▶ WHAT TO PRODUCE
Copy out all of the entries exactly as they appear.

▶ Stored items

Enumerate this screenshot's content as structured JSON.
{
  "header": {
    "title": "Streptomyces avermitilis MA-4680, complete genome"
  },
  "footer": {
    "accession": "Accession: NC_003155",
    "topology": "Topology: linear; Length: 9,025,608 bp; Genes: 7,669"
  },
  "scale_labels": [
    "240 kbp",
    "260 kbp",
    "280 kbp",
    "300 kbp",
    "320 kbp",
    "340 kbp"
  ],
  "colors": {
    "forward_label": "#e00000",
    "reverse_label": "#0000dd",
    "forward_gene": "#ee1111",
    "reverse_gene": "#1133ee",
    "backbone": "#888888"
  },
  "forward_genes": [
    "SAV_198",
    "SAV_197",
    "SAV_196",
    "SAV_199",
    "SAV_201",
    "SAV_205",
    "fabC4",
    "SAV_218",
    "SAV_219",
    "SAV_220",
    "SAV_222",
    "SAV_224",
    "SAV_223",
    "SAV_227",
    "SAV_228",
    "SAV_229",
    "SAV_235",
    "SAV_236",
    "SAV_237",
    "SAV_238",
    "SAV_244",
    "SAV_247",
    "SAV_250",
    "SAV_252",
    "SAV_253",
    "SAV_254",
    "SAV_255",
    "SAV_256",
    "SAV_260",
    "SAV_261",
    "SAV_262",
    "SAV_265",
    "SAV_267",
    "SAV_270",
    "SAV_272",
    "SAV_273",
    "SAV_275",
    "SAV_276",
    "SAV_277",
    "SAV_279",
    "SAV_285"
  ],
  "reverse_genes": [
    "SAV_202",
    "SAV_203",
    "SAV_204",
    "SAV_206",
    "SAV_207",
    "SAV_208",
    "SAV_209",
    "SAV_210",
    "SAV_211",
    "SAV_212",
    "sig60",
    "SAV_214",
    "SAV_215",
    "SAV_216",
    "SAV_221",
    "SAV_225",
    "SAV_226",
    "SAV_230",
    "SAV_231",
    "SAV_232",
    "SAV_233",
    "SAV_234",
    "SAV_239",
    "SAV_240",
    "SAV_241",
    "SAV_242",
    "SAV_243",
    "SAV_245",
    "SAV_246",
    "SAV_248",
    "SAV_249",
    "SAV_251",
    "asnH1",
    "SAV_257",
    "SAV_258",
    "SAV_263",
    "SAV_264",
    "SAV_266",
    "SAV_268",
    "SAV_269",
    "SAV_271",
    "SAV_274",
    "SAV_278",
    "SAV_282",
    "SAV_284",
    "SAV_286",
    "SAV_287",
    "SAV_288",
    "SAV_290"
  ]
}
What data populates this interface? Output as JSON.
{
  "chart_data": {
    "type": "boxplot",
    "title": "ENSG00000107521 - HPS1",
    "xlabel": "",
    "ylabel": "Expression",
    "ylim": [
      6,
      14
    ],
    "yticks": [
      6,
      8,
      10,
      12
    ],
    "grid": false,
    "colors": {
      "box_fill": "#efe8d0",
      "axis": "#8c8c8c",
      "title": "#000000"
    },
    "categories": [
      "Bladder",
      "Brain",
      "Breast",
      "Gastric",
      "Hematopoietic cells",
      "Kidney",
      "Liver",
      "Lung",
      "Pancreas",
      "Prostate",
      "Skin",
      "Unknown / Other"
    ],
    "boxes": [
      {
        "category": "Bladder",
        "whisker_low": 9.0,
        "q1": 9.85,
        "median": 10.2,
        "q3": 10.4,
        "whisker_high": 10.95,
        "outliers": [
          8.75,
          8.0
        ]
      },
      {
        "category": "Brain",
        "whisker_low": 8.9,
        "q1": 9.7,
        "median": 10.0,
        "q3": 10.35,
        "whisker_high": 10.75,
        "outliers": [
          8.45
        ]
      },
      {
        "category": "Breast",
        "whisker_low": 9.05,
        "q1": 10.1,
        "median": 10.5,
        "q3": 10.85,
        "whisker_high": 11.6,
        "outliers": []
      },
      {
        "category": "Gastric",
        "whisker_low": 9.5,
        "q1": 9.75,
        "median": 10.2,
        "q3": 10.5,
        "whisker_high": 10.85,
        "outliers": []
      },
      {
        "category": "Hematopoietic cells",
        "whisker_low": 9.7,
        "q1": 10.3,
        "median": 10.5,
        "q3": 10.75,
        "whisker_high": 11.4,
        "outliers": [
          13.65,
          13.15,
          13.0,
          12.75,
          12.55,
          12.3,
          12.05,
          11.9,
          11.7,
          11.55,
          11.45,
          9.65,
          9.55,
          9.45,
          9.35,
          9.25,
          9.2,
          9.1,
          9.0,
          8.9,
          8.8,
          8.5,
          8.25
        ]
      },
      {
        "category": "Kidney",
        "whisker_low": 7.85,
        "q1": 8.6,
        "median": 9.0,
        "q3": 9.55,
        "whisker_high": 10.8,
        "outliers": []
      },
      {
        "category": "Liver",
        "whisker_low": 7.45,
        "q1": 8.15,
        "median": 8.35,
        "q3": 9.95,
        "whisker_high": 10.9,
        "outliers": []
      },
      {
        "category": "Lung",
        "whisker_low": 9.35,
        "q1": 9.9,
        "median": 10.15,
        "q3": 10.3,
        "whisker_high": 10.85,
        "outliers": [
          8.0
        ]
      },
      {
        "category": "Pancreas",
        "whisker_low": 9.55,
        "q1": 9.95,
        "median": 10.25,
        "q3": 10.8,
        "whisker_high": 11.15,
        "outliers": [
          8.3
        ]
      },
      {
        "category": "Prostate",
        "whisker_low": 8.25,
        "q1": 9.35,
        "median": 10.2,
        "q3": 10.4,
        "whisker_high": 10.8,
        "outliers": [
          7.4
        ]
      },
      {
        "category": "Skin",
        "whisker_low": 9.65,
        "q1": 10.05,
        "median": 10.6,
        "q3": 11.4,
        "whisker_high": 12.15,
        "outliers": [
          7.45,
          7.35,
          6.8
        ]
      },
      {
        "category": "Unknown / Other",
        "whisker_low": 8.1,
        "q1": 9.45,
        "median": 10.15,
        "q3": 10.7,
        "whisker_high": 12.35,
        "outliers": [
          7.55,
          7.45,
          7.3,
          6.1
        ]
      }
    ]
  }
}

▶ WRITTEN RESPONSE
Enumerate this screenshot's content as structured JSON.
{
  "header": {
    "title": "Streptomyces avermitilis MA-4680, complete genome"
  },
  "footer": {
    "accession": "Accession: NC_003155",
    "topology": "Topology: linear; Length: 9,025,608 bp; Genes: 7,669"
  },
  "scale_labels": [
    "240 kbp",
    "260 kbp",
    "280 kbp",
    "300 kbp",
    "320 kbp",
    "340 kbp"
  ],
  "colors": {
    "forward_label": "#e00000",
    "reverse_label": "#0000dd",
    "forward_gene": "#ee1111",
    "reverse_gene": "#1133ee",
    "backbone": "#888888"
  },
  "forward_genes": [
    "SAV_198",
    "SAV_197",
    "SAV_196",
    "SAV_199",
    "SAV_201",
    "SAV_205",
    "fabC4",
    "SAV_218",
    "SAV_219",
    "SAV_220",
    "SAV_222",
    "SAV_224",
    "SAV_223",
    "SAV_227",
    "SAV_228",
    "SAV_229",
    "SAV_235",
    "SAV_236",
    "SAV_237",
    "SAV_238",
    "SAV_244",
    "SAV_247",
    "SAV_250",
    "SAV_252",
    "SAV_253",
    "SAV_254",
    "SAV_255",
    "SAV_256",
    "SAV_260",
    "SAV_261",
    "SAV_262",
    "SAV_265",
    "SAV_267",
    "SAV_270",
    "SAV_272",
    "SAV_273",
    "SAV_275",
    "SAV_276",
    "SAV_277",
    "SAV_279",
    "SAV_285"
  ],
  "reverse_genes": [
    "SAV_202",
    "SAV_203",
    "SAV_204",
    "SAV_206",
    "SAV_207",
    "SAV_208",
    "SAV_209",
    "SAV_210",
    "SAV_211",
    "SAV_212",
    "sig60",
    "SAV_214",
    "SAV_215",
    "SAV_216",
    "SAV_221",
    "SAV_225",
    "SAV_226",
    "SAV_230",
    "SAV_231",
    "SAV_232",
    "SAV_233",
    "SAV_234",
    "SAV_239",
    "SAV_240",
    "SAV_241",
    "SAV_242",
    "SAV_243",
    "SAV_245",
    "SAV_246",
    "SAV_248",
    "SAV_249",
    "SAV_251",
    "asnH1",
    "SAV_257",
    "SAV_258",
    "SAV_263",
    "SAV_264",
    "SAV_266",
    "SAV_268",
    "SAV_269",
    "SAV_271",
    "SAV_274",
    "SAV_278",
    "SAV_282",
    "SAV_284",
    "SAV_286",
    "SAV_287",
    "SAV_288",
    "SAV_290"
  ]
}
What data populates this interface? Output as JSON.
{
  "chart_data": {
    "type": "boxplot",
    "title": "ENSG00000107521 - HPS1",
    "xlabel": "",
    "ylabel": "Expression",
    "ylim": [
      6,
      14
    ],
    "yticks": [
      6,
      8,
      10,
      12
    ],
    "grid": false,
    "colors": {
      "box_fill": "#efe8d0",
      "axis": "#8c8c8c",
      "title": "#000000"
    },
    "categories": [
      "Bladder",
      "Brain",
      "Breast",
      "Gastric",
      "Hematopoietic cells",
      "Kidney",
      "Liver",
      "Lung",
      "Pancreas",
      "Prostate",
      "Skin",
      "Unknown / Other"
    ],
    "boxes": [
      {
        "category": "Bladder",
        "whisker_low": 9.0,
        "q1": 9.85,
        "median": 10.2,
        "q3": 10.4,
        "whisker_high": 10.95,
        "outliers": [
          8.75,
          8.0
        ]
      },
      {
        "category": "Brain",
        "whisker_low": 8.9,
        "q1": 9.7,
        "median": 10.0,
        "q3": 10.35,
        "whisker_high": 10.75,
        "outliers": [
          8.45
        ]
      },
      {
        "category": "Breast",
        "whisker_low": 9.05,
        "q1": 10.1,
        "median": 10.5,
        "q3": 10.85,
        "whisker_high": 11.6,
        "outliers": []
      },
      {
        "category": "Gastric",
        "whisker_low": 9.5,
        "q1": 9.75,
        "median": 10.2,
        "q3": 10.5,
        "whisker_high": 10.85,
        "outliers": []
      },
      {
        "category": "Hematopoietic cells",
        "whisker_low": 9.7,
        "q1": 10.3,
        "median": 10.5,
        "q3": 10.75,
        "whisker_high": 11.4,
        "outliers": [
          13.65,
          13.15,
          13.0,
          12.75,
          12.55,
          12.3,
          12.05,
          11.9,
          11.7,
          11.55,
          11.45,
          9.65,
          9.55,
          9.45,
          9.35,
          9.25,
          9.2,
          9.1,
          9.0,
          8.9,
          8.8,
          8.5,
          8.25
        ]
      },
      {
        "category": "Kidney",
        "whisker_low": 7.85,
        "q1": 8.6,
        "median": 9.0,
        "q3": 9.55,
        "whisker_high": 10.8,
        "outliers": []
      },
      {
        "category": "Liver",
        "whisker_low": 7.45,
        "q1": 8.15,
        "median": 8.35,
        "q3": 9.95,
        "whisker_high": 10.9,
        "outliers": []
      },
      {
        "category": "Lung",
        "whisker_low": 9.35,
        "q1": 9.9,
        "median": 10.15,
        "q3": 10.3,
        "whisker_high": 10.85,
        "outliers": [
          8.0
        ]
      },
      {
        "category": "Pancreas",
        "whisker_low": 9.55,
        "q1": 9.95,
        "median": 10.25,
        "q3": 10.8,
        "whisker_high": 11.15,
        "outliers": [
          8.3
        ]
      },
      {
        "category": "Prostate",
        "whisker_low": 8.25,
        "q1": 9.35,
        "median": 10.2,
        "q3": 10.4,
        "whisker_high": 10.8,
        "outliers": [
          7.4
        ]
      },
      {
        "category": "Skin",
        "whisker_low": 9.65,
        "q1": 10.05,
        "median": 10.6,
        "q3": 11.4,
        "whisker_high": 12.15,
        "outliers": [
          7.45,
          7.35,
          6.8
        ]
      },
      {
        "category": "Unknown / Other",
        "whisker_low": 8.1,
        "q1": 9.45,
        "median": 10.15,
        "q3": 10.7,
        "whisker_high": 12.35,
        "outliers": [
          7.55,
          7.45,
          7.3,
          6.1
        ]
      }
    ]
  }
}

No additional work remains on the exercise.